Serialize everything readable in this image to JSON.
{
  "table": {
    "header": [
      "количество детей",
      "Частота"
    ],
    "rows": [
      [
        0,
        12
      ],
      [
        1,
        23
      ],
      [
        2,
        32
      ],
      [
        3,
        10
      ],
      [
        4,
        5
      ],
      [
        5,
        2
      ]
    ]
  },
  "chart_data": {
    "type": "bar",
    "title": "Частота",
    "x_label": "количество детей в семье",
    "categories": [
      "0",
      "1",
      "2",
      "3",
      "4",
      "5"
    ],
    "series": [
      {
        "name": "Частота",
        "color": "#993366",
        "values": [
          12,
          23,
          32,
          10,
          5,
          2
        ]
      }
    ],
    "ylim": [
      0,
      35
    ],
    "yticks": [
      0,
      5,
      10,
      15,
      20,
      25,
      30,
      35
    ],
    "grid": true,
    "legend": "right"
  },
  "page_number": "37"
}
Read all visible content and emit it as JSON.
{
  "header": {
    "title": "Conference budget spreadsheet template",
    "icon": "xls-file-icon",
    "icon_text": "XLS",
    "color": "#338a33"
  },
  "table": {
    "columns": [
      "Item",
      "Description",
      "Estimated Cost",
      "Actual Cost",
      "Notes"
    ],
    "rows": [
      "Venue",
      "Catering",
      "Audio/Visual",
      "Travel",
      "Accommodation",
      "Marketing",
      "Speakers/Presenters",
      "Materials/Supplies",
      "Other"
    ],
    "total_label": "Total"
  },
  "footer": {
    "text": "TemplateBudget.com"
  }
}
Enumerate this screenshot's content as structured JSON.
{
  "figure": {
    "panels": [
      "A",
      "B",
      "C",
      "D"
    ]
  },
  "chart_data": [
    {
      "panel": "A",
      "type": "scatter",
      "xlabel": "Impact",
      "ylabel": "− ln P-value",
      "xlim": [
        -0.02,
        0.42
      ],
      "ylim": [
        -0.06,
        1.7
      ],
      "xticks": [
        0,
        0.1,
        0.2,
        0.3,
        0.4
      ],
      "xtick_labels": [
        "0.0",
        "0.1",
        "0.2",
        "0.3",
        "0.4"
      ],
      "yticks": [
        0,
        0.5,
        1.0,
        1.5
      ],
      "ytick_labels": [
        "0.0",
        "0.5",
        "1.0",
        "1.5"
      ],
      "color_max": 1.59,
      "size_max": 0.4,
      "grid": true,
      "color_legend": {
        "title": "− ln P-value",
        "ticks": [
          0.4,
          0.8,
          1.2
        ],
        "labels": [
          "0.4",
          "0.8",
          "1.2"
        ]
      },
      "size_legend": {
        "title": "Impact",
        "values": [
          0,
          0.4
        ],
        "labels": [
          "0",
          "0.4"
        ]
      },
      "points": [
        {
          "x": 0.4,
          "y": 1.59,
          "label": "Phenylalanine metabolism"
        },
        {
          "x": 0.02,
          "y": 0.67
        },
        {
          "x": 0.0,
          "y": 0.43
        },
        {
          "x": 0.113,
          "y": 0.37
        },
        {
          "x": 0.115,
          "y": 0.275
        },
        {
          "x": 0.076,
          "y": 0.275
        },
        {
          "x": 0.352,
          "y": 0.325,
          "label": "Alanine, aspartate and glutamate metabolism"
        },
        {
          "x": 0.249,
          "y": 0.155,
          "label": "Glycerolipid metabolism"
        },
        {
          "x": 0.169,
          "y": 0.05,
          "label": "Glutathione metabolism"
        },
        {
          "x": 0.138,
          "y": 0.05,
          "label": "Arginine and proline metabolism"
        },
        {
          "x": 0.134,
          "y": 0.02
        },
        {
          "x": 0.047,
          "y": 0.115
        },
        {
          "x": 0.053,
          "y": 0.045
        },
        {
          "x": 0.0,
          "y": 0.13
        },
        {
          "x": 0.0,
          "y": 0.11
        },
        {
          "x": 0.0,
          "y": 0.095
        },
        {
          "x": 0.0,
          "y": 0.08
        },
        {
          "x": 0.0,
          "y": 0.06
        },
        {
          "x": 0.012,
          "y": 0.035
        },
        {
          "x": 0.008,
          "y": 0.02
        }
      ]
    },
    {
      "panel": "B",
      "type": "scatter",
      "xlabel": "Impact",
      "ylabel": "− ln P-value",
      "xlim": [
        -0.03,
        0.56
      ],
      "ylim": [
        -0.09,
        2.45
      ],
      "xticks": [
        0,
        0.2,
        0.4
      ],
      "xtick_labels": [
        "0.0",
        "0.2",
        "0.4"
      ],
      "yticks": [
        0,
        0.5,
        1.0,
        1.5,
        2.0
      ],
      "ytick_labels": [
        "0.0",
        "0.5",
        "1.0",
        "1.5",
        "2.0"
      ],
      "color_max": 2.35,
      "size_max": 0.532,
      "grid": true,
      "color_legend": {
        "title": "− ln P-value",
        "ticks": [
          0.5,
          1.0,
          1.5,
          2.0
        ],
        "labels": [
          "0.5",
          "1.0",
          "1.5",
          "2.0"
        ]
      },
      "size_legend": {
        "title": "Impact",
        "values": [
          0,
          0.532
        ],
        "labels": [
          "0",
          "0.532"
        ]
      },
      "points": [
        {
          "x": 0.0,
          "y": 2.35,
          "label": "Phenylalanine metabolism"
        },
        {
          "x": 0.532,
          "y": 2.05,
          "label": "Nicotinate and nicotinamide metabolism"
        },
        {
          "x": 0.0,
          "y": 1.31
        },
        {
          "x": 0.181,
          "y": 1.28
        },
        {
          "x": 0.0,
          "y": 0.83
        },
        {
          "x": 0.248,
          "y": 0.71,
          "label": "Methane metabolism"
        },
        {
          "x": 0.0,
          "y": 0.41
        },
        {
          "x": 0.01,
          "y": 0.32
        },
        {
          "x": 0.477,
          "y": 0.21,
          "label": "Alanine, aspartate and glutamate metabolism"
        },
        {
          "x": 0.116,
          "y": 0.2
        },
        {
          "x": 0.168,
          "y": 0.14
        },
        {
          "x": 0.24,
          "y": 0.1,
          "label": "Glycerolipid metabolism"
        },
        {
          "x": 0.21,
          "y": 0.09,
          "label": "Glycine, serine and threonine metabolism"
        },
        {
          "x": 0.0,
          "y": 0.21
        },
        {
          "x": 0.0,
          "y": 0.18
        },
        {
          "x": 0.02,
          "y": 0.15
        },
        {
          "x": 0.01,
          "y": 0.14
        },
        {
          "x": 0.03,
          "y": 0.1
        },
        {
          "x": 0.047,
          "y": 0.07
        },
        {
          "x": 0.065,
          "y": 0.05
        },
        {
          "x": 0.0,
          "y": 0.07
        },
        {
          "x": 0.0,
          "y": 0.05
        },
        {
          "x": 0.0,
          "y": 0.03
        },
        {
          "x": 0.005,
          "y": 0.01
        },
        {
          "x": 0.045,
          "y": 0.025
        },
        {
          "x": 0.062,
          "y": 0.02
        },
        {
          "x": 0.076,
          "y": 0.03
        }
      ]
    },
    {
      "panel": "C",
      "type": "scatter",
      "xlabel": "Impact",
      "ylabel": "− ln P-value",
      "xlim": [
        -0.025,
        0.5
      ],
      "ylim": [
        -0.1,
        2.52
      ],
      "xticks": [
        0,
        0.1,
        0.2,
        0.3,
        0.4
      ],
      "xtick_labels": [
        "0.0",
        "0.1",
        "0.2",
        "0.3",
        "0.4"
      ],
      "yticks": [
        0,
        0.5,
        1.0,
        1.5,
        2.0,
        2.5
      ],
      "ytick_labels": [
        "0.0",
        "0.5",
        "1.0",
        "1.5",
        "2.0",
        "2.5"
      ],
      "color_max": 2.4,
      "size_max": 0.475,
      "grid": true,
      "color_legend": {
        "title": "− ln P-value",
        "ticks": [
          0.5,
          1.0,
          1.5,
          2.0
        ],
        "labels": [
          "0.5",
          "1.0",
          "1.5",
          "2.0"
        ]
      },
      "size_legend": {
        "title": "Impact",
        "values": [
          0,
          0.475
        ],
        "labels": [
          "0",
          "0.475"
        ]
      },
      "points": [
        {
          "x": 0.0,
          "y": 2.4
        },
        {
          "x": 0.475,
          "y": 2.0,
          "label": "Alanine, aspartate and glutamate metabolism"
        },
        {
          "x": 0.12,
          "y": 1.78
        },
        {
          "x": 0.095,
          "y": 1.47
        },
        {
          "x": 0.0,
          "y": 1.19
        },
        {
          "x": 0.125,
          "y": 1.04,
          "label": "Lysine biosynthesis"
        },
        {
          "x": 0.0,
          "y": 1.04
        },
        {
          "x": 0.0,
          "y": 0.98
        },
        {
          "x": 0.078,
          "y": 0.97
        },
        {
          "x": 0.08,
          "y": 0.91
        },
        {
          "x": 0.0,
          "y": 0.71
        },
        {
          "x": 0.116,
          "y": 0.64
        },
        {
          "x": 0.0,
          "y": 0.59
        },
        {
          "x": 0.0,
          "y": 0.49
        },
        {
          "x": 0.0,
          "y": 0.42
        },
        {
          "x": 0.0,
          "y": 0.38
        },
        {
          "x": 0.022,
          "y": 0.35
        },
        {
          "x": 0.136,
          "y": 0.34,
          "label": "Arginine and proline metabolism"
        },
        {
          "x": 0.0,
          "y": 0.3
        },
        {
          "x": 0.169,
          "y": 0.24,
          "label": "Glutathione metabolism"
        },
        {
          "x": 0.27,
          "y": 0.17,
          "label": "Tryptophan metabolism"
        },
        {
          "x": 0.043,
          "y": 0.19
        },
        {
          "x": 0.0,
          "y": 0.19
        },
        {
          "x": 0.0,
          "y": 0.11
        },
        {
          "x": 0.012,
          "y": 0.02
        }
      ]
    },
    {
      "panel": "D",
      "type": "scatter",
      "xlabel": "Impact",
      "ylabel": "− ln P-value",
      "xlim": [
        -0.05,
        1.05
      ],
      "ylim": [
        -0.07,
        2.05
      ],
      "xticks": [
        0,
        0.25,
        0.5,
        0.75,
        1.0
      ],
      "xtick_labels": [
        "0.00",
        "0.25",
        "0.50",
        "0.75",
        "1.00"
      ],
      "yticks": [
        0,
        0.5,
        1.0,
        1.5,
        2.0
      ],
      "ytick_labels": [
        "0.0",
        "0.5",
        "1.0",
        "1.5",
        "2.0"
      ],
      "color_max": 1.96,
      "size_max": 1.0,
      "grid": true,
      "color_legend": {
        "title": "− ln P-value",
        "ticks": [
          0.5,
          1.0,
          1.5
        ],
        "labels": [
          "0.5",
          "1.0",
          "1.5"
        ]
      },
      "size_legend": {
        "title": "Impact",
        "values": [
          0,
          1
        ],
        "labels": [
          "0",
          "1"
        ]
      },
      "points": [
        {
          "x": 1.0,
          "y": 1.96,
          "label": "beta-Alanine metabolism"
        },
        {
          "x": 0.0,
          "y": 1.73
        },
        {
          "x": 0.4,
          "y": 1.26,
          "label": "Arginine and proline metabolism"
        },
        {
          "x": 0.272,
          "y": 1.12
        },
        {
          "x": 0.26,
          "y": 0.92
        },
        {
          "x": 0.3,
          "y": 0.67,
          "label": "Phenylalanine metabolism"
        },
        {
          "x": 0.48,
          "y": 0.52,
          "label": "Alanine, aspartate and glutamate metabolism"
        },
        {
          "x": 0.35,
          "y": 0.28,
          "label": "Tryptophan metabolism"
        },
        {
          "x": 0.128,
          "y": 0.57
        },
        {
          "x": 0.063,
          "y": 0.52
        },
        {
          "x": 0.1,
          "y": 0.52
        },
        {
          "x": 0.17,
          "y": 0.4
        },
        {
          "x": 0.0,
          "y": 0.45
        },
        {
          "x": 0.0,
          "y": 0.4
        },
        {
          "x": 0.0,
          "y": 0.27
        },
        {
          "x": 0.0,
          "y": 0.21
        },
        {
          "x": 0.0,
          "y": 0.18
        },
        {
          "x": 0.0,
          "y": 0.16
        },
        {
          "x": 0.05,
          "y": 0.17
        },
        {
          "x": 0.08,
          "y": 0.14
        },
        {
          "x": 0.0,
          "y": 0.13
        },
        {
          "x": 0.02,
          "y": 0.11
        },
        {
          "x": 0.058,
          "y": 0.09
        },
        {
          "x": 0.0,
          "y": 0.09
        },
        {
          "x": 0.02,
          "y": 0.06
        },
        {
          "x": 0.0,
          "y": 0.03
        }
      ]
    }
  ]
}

----------

Aim —
Extract every line containing the string "JSON" from the data above.

Written solution —
Serialize everything readable in this image to JSON.
Read all visible content and emit it as JSON.
Enumerate this screenshot's content as structured JSON.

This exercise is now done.